::: Data for this task :::

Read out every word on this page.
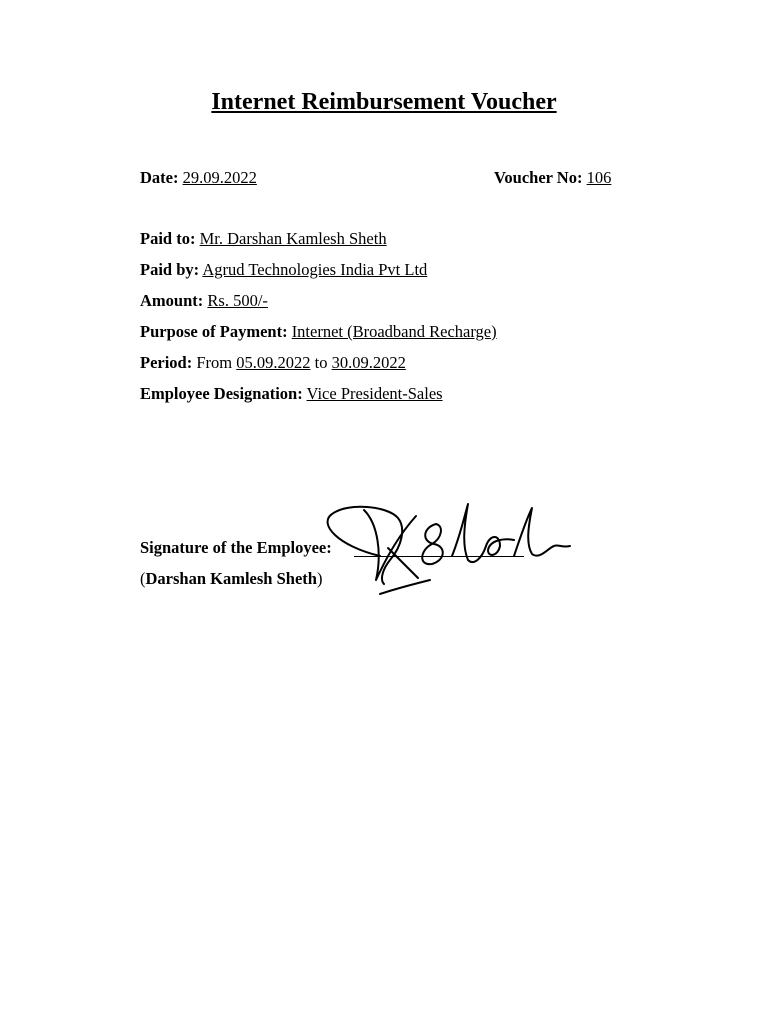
Internet Reimbursement Voucher
Date: 29.09.2022	Voucher No: 106
Paid to: Mr. Darshan Kamlesh Sheth
Paid by: Agrud Technologies India Pvt Ltd
Amount: Rs. 500/-
Purpose of Payment: Internet (Broadband Recharge)
Period: From 05.09.2022 to 30.09.2022
Employee Designation: Vice President-Sales
Signature of the Employee:
(Darshan Kamlesh Sheth)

:::

Objective: Look through the data and gather every line with the string "Kamlesh" in it.

Exercise result:
Paid to: Mr. Darshan Kamlesh Sheth
(Darshan Kamlesh Sheth)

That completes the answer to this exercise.